PROVIDED TEXT:
+++
Project-Based Learning Week: Build a Brain
Posted 06/01/2015 11:15AM

During the 2015 edition of the Lower School’s Project-Based Learning (PBL) Week, a number of fifth graders had the opportunity to take a field trip to Yale, where they met with neuroscientists and conducted brain experiments. “Students learned about how the brain works—what parts of the brain are in charge of behavior, movement, and emotions—as well as how the brain learns and how the brain interacts with other body systems,” says Richard Layne, one of the fifth-grade co-teachers who led the PBL workshop.

The students started the day learning about cutting-edge research with an impassioned Ph.D. student. Single neuron studies investigate the causes and effects of a single neuron firing. Those firings tell researchers how a butterfly navigates its environment, for example, or which specific neurons fire (and in what sequence) as a rat with electrodes in its brain makes its way through a maze. The group watched a video of a monkey controlling a robot arm by using only its mind. Researchers have learned from that, and single neuron studies have led to a new science of prosthetic limbs, as people are learning to control artificial hands with their brains.

“The students ate this up.,” Layne adds. “They asked a slew of questions, from ‘where are the monkeys and can we see them?’ to the more sophisticated ‘how do you know how to pick the right neuron to study’ and ‘how do you study the neurons that aren’t firing - how do you know what they are doing?’ The Ph.D. student’s jaw dropped at those last two questions, because, as she told the group, those are exactly the issues researchers wrestle with.”
+++
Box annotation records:
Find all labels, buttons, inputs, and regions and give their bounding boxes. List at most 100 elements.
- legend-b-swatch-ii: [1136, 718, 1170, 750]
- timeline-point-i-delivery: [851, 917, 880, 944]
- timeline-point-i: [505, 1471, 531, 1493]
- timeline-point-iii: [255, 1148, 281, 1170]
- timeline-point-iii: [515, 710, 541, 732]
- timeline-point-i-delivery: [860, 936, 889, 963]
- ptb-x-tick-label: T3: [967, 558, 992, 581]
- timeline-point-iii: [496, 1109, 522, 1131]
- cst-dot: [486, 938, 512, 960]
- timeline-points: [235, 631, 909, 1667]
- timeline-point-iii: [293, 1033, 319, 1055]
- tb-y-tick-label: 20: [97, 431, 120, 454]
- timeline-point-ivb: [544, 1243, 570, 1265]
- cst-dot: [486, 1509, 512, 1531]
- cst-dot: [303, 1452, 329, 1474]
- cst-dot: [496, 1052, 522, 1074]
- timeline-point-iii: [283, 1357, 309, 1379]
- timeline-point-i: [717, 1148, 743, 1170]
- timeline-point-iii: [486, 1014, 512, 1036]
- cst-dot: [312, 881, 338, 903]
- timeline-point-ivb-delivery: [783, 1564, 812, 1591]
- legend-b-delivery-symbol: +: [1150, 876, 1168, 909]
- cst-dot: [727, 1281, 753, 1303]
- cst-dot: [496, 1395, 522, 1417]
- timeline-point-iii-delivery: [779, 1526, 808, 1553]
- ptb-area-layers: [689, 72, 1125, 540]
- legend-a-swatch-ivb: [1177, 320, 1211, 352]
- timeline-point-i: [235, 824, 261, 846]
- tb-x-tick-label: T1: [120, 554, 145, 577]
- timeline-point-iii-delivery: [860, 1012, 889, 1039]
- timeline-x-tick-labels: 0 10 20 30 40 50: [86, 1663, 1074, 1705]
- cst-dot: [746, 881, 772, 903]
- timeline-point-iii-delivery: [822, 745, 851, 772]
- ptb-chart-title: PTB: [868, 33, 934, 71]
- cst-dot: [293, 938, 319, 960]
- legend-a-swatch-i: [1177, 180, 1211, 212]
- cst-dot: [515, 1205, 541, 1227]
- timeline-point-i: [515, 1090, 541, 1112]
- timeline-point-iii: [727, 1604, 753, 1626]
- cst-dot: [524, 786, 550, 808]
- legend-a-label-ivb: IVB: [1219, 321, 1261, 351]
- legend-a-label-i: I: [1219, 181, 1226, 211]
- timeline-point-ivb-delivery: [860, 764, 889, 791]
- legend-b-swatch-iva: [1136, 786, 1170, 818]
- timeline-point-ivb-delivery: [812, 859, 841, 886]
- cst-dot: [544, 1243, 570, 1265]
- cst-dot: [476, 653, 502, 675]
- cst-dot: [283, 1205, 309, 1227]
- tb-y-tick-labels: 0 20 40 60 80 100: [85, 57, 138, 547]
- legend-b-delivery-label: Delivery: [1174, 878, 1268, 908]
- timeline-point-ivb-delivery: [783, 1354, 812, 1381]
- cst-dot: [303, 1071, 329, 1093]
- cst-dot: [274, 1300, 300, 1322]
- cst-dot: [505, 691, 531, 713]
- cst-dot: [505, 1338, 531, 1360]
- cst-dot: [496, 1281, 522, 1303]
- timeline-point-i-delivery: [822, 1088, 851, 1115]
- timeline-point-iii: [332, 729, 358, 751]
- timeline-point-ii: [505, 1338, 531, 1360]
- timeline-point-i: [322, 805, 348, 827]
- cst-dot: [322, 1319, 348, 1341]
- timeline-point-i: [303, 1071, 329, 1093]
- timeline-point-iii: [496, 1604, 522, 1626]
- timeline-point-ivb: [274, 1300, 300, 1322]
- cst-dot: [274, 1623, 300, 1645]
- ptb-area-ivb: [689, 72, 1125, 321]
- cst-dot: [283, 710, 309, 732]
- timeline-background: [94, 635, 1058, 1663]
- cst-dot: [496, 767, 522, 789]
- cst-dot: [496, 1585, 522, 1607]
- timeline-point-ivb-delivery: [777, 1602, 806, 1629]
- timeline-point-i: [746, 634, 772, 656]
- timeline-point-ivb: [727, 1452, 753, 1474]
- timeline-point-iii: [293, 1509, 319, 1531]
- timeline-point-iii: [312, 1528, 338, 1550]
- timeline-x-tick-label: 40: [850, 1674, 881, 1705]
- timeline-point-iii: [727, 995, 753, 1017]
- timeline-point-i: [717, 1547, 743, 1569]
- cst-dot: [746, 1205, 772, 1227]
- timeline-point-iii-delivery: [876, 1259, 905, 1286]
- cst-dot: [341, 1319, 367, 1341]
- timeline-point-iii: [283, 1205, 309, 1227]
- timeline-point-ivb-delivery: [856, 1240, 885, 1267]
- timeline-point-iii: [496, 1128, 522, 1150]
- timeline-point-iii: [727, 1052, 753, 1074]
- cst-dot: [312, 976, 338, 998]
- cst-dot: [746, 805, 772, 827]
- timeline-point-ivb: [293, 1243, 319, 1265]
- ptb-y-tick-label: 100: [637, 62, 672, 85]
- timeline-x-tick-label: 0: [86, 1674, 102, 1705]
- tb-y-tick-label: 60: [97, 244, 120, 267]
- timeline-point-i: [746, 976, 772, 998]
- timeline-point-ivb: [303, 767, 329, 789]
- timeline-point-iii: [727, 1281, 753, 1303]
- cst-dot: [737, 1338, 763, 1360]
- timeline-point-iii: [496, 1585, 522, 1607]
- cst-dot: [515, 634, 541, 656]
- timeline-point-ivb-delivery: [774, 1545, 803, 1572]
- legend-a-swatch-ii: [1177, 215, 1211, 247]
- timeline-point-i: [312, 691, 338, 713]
+++
DIRECTIVES:
1/ Transcribe the records from their first line through the line containing "- cst-dot: [312, 881, 338, 903]", inclusive.
2/ Pick up the piece on the fifth graders' brain-science trip to Yale and continue it after its final sentence.
The text and the records have no connection to each other.

SOLVED TASKS:
1/
Find all labels, buttons, inputs, and regions and give their bounding boxes. List at most 100 elements.
- legend-b-swatch-ii: [1136, 718, 1170, 750]
- timeline-point-i-delivery: [851, 917, 880, 944]
- timeline-point-i: [505, 1471, 531, 1493]
- timeline-point-iii: [255, 1148, 281, 1170]
- timeline-point-iii: [515, 710, 541, 732]
- timeline-point-i-delivery: [860, 936, 889, 963]
- ptb-x-tick-label: T3: [967, 558, 992, 581]
- timeline-point-iii: [496, 1109, 522, 1131]
- cst-dot: [486, 938, 512, 960]
- timeline-points: [235, 631, 909, 1667]
- timeline-point-iii: [293, 1033, 319, 1055]
- tb-y-tick-label: 20: [97, 431, 120, 454]
- timeline-point-ivb: [544, 1243, 570, 1265]
- cst-dot: [486, 1509, 512, 1531]
- cst-dot: [303, 1452, 329, 1474]
- cst-dot: [496, 1052, 522, 1074]
- timeline-point-iii: [283, 1357, 309, 1379]
- timeline-point-i: [717, 1148, 743, 1170]
- timeline-point-iii: [486, 1014, 512, 1036]
- cst-dot: [312, 881, 338, 903]

2/
For Layne and Meg Krause, another fifth-grade co-teacher, the highlight of the day was a show-and-tell session with neuroscientists. “One of our students presented a robot simulation of neurons in the amygdala. She explained that the robots were in danger from a fire, that the robots would cry out in distress, and that one robot would rescue the other, and both would sigh in relief. Danger, she explained, causes neurons in the amygdala to fire - the flight or fight reaction we all know. One professor, shaking his head in wonder, said, ‘When I was her age, I had no idea of robots, or coding, or that there was a thing called the amygdala.’”

Another student presented a computer game that simulated an electrical charge jumping across a synapse. He had connected computer code to an interface device called Makey Makey, and connected that to an illustration of the brain done with heavy pencil lead (which conducts electricity). He explained the technology he used, how he wrote the code, and what the game illuminated. A professor said, “I could use you in my lab this summer, if you’re available. We’re working on a similar problem.” (He was serious, but admitted that you have to be 18 to work in a Yale lab.)

Another professor said, “Every year our graduate students have to present to us their research, and they have to explain what they are working on and why they are working on it. You did as well as any of them - you were prepared, and cogent, and you understood your work.”

After their field trip, the students took what they learned and created a more sophisticated brain model by incorporating new information into the design process. “We used the design thinking process, where the students are in charge of solving a problem, to determine the best way to construct a giant brain that moves,” says Krause.  The giant brain was constructed in sections so that it could be easily transported to the Hill Campus for the first annual Lindy 500 Kinetic Sculpture Race. After the race, the brain returned to the River Campus, where it is being displayed in the 5KL classroom as a teaching tool.

PBL Week was launched three years ago as an opportunity for all students and faculty to “take a break from the regular schedule to participate in a variety of weeklong academic activities. Some of the goals of this week are for students to experience learning beyond the boundaries of the school; apply knowledge effectively in a variety of contexts; engage in higher level reasoning skills; and have an opportunity to see the interconnectedness of things they may otherwise learn through more isolated skills instruction,” says Edwin P. Gordon, Head of Lower School.